[BEGIN ITEMS]

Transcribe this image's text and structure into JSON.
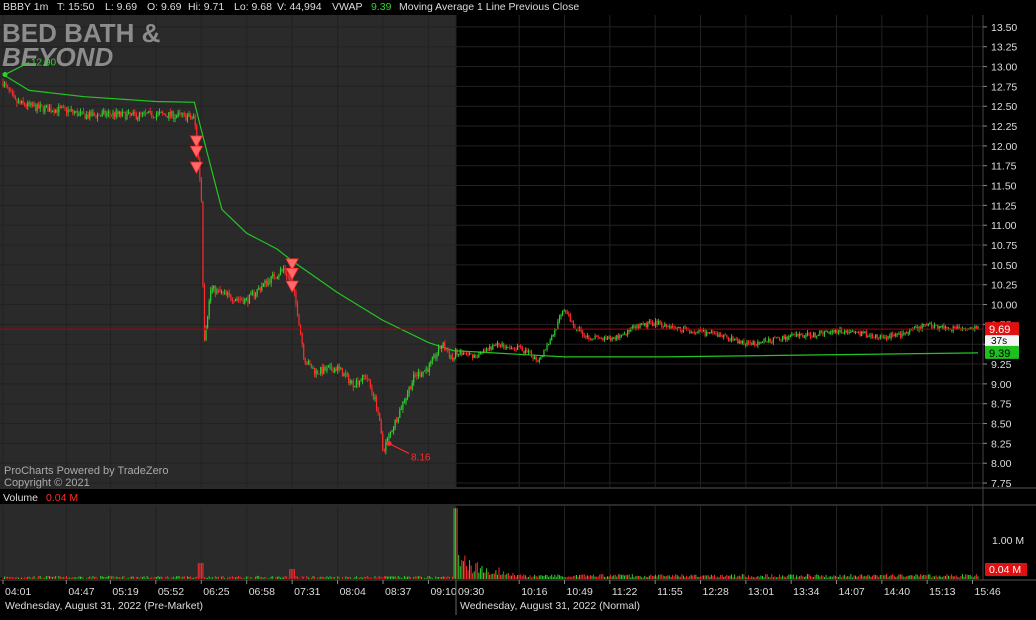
{
  "header": {
    "symbol": "BBBY 1m",
    "time": "T: 15:50",
    "low": "L: 9.69",
    "open": "O: 9.69",
    "high": "Hi: 9.71",
    "low2": "Lo: 9.68",
    "volume": "V: 44,994",
    "vwap_label": "VWAP",
    "vwap_value": "9.39",
    "indicators": "Moving Average 1 Line  Previous Close"
  },
  "logo": {
    "line1": "BED BATH &",
    "line2": "BEYOND"
  },
  "watermark": {
    "line1": "ProCharts Powered by TradeZero",
    "line2": "Copyright © 2021"
  },
  "volume_panel": {
    "label": "Volume",
    "value": "0.04 M",
    "axis_label": "1.00 M",
    "badge": "0.04 M"
  },
  "sessions": {
    "premarket": "Wednesday, August 31, 2022 (Pre-Market)",
    "normal": "Wednesday, August 31, 2022 (Normal)"
  },
  "price_badges": {
    "last": "9.69",
    "timer": "37s",
    "vwap": "9.39"
  },
  "annotations": {
    "high": "12.90",
    "low": "8.16"
  },
  "colors": {
    "up": "#2fd12f",
    "down": "#ff2b2b",
    "vwap": "#22c622",
    "premarket_bg": "#2a2a2a",
    "grid": "#222222",
    "last_line": "#b30000"
  },
  "chart_data": {
    "type": "candlestick",
    "x_ticks": [
      "04:01",
      "04:47",
      "05:19",
      "05:52",
      "06:25",
      "06:58",
      "07:31",
      "08:04",
      "08:37",
      "09:10",
      "09:30",
      "10:16",
      "10:49",
      "11:22",
      "11:55",
      "12:28",
      "13:01",
      "13:34",
      "14:07",
      "14:40",
      "15:13",
      "15:46"
    ],
    "y_ticks": [
      "13.50",
      "13.25",
      "13.00",
      "12.75",
      "12.50",
      "12.25",
      "12.00",
      "11.75",
      "11.50",
      "11.25",
      "11.00",
      "10.75",
      "10.50",
      "10.25",
      "10.00",
      "9.75",
      "9.50",
      "9.25",
      "9.00",
      "8.75",
      "8.50",
      "8.25",
      "8.00",
      "7.75"
    ],
    "ylim": [
      7.7,
      13.65
    ],
    "series": [
      {
        "name": "Price",
        "points": [
          [
            "04:01",
            12.8
          ],
          [
            "04:10",
            12.55
          ],
          [
            "04:25",
            12.48
          ],
          [
            "04:47",
            12.45
          ],
          [
            "05:00",
            12.38
          ],
          [
            "05:19",
            12.4
          ],
          [
            "05:35",
            12.38
          ],
          [
            "05:52",
            12.4
          ],
          [
            "06:10",
            12.38
          ],
          [
            "06:20",
            12.35
          ],
          [
            "06:23",
            11.8
          ],
          [
            "06:25",
            11.4
          ],
          [
            "06:27",
            9.55
          ],
          [
            "06:32",
            10.2
          ],
          [
            "06:45",
            10.1
          ],
          [
            "06:58",
            10.05
          ],
          [
            "07:10",
            10.25
          ],
          [
            "07:25",
            10.45
          ],
          [
            "07:31",
            10.25
          ],
          [
            "07:35",
            9.9
          ],
          [
            "07:40",
            9.3
          ],
          [
            "07:48",
            9.15
          ],
          [
            "08:04",
            9.2
          ],
          [
            "08:15",
            9.0
          ],
          [
            "08:25",
            9.1
          ],
          [
            "08:33",
            8.7
          ],
          [
            "08:37",
            8.16
          ],
          [
            "08:50",
            8.7
          ],
          [
            "09:00",
            9.1
          ],
          [
            "09:10",
            9.2
          ],
          [
            "09:20",
            9.5
          ],
          [
            "09:28",
            9.3
          ],
          [
            "09:30",
            9.4
          ],
          [
            "09:45",
            9.35
          ],
          [
            "10:00",
            9.5
          ],
          [
            "10:16",
            9.45
          ],
          [
            "10:30",
            9.3
          ],
          [
            "10:40",
            9.6
          ],
          [
            "10:49",
            9.95
          ],
          [
            "10:55",
            9.75
          ],
          [
            "11:05",
            9.6
          ],
          [
            "11:22",
            9.55
          ],
          [
            "11:40",
            9.7
          ],
          [
            "11:55",
            9.78
          ],
          [
            "12:10",
            9.7
          ],
          [
            "12:28",
            9.65
          ],
          [
            "12:45",
            9.6
          ],
          [
            "13:01",
            9.5
          ],
          [
            "13:20",
            9.55
          ],
          [
            "13:34",
            9.6
          ],
          [
            "13:50",
            9.62
          ],
          [
            "14:07",
            9.68
          ],
          [
            "14:20",
            9.65
          ],
          [
            "14:40",
            9.58
          ],
          [
            "15:00",
            9.65
          ],
          [
            "15:13",
            9.75
          ],
          [
            "15:30",
            9.7
          ],
          [
            "15:46",
            9.72
          ],
          [
            "15:50",
            9.69
          ]
        ]
      },
      {
        "name": "VWAP",
        "points": [
          [
            "04:01",
            12.9
          ],
          [
            "04:20",
            12.7
          ],
          [
            "05:00",
            12.62
          ],
          [
            "05:52",
            12.56
          ],
          [
            "06:20",
            12.55
          ],
          [
            "06:25",
            12.2
          ],
          [
            "06:40",
            11.2
          ],
          [
            "06:58",
            10.9
          ],
          [
            "07:20",
            10.7
          ],
          [
            "07:31",
            10.55
          ],
          [
            "08:04",
            10.15
          ],
          [
            "08:37",
            9.8
          ],
          [
            "09:10",
            9.52
          ],
          [
            "09:28",
            9.42
          ],
          [
            "10:49",
            9.34
          ],
          [
            "12:00",
            9.34
          ],
          [
            "15:50",
            9.39
          ]
        ]
      }
    ],
    "volume_ylim": [
      0,
      1.6
    ],
    "volume_unit": "M"
  }
}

[END ITEMS]

__TO DO__. Without the pictures, retype the whole of the material above exactly.

__WRITTEN ANSWER__.
Transcribe this image's text and structure into JSON.
{
  "header": {
    "symbol": "BBBY 1m",
    "time": "T: 15:50",
    "low": "L: 9.69",
    "open": "O: 9.69",
    "high": "Hi: 9.71",
    "low2": "Lo: 9.68",
    "volume": "V: 44,994",
    "vwap_label": "VWAP",
    "vwap_value": "9.39",
    "indicators": "Moving Average 1 Line  Previous Close"
  },
  "logo": {
    "line1": "BED BATH &",
    "line2": "BEYOND"
  },
  "watermark": {
    "line1": "ProCharts Powered by TradeZero",
    "line2": "Copyright © 2021"
  },
  "volume_panel": {
    "label": "Volume",
    "value": "0.04 M",
    "axis_label": "1.00 M",
    "badge": "0.04 M"
  },
  "sessions": {
    "premarket": "Wednesday, August 31, 2022 (Pre-Market)",
    "normal": "Wednesday, August 31, 2022 (Normal)"
  },
  "price_badges": {
    "last": "9.69",
    "timer": "37s",
    "vwap": "9.39"
  },
  "annotations": {
    "high": "12.90",
    "low": "8.16"
  },
  "colors": {
    "up": "#2fd12f",
    "down": "#ff2b2b",
    "vwap": "#22c622",
    "premarket_bg": "#2a2a2a",
    "grid": "#222222",
    "last_line": "#b30000"
  },
  "chart_data": {
    "type": "candlestick",
    "x_ticks": [
      "04:01",
      "04:47",
      "05:19",
      "05:52",
      "06:25",
      "06:58",
      "07:31",
      "08:04",
      "08:37",
      "09:10",
      "09:30",
      "10:16",
      "10:49",
      "11:22",
      "11:55",
      "12:28",
      "13:01",
      "13:34",
      "14:07",
      "14:40",
      "15:13",
      "15:46"
    ],
    "y_ticks": [
      "13.50",
      "13.25",
      "13.00",
      "12.75",
      "12.50",
      "12.25",
      "12.00",
      "11.75",
      "11.50",
      "11.25",
      "11.00",
      "10.75",
      "10.50",
      "10.25",
      "10.00",
      "9.75",
      "9.50",
      "9.25",
      "9.00",
      "8.75",
      "8.50",
      "8.25",
      "8.00",
      "7.75"
    ],
    "ylim": [
      7.7,
      13.65
    ],
    "series": [
      {
        "name": "Price",
        "points": [
          [
            "04:01",
            12.8
          ],
          [
            "04:10",
            12.55
          ],
          [
            "04:25",
            12.48
          ],
          [
            "04:47",
            12.45
          ],
          [
            "05:00",
            12.38
          ],
          [
            "05:19",
            12.4
          ],
          [
            "05:35",
            12.38
          ],
          [
            "05:52",
            12.4
          ],
          [
            "06:10",
            12.38
          ],
          [
            "06:20",
            12.35
          ],
          [
            "06:23",
            11.8
          ],
          [
            "06:25",
            11.4
          ],
          [
            "06:27",
            9.55
          ],
          [
            "06:32",
            10.2
          ],
          [
            "06:45",
            10.1
          ],
          [
            "06:58",
            10.05
          ],
          [
            "07:10",
            10.25
          ],
          [
            "07:25",
            10.45
          ],
          [
            "07:31",
            10.25
          ],
          [
            "07:35",
            9.9
          ],
          [
            "07:40",
            9.3
          ],
          [
            "07:48",
            9.15
          ],
          [
            "08:04",
            9.2
          ],
          [
            "08:15",
            9.0
          ],
          [
            "08:25",
            9.1
          ],
          [
            "08:33",
            8.7
          ],
          [
            "08:37",
            8.16
          ],
          [
            "08:50",
            8.7
          ],
          [
            "09:00",
            9.1
          ],
          [
            "09:10",
            9.2
          ],
          [
            "09:20",
            9.5
          ],
          [
            "09:28",
            9.3
          ],
          [
            "09:30",
            9.4
          ],
          [
            "09:45",
            9.35
          ],
          [
            "10:00",
            9.5
          ],
          [
            "10:16",
            9.45
          ],
          [
            "10:30",
            9.3
          ],
          [
            "10:40",
            9.6
          ],
          [
            "10:49",
            9.95
          ],
          [
            "10:55",
            9.75
          ],
          [
            "11:05",
            9.6
          ],
          [
            "11:22",
            9.55
          ],
          [
            "11:40",
            9.7
          ],
          [
            "11:55",
            9.78
          ],
          [
            "12:10",
            9.7
          ],
          [
            "12:28",
            9.65
          ],
          [
            "12:45",
            9.6
          ],
          [
            "13:01",
            9.5
          ],
          [
            "13:20",
            9.55
          ],
          [
            "13:34",
            9.6
          ],
          [
            "13:50",
            9.62
          ],
          [
            "14:07",
            9.68
          ],
          [
            "14:20",
            9.65
          ],
          [
            "14:40",
            9.58
          ],
          [
            "15:00",
            9.65
          ],
          [
            "15:13",
            9.75
          ],
          [
            "15:30",
            9.7
          ],
          [
            "15:46",
            9.72
          ],
          [
            "15:50",
            9.69
          ]
        ]
      },
      {
        "name": "VWAP",
        "points": [
          [
            "04:01",
            12.9
          ],
          [
            "04:20",
            12.7
          ],
          [
            "05:00",
            12.62
          ],
          [
            "05:52",
            12.56
          ],
          [
            "06:20",
            12.55
          ],
          [
            "06:25",
            12.2
          ],
          [
            "06:40",
            11.2
          ],
          [
            "06:58",
            10.9
          ],
          [
            "07:20",
            10.7
          ],
          [
            "07:31",
            10.55
          ],
          [
            "08:04",
            10.15
          ],
          [
            "08:37",
            9.8
          ],
          [
            "09:10",
            9.52
          ],
          [
            "09:28",
            9.42
          ],
          [
            "10:49",
            9.34
          ],
          [
            "12:00",
            9.34
          ],
          [
            "15:50",
            9.39
          ]
        ]
      }
    ],
    "volume_ylim": [
      0,
      1.6
    ],
    "volume_unit": "M"
  }
}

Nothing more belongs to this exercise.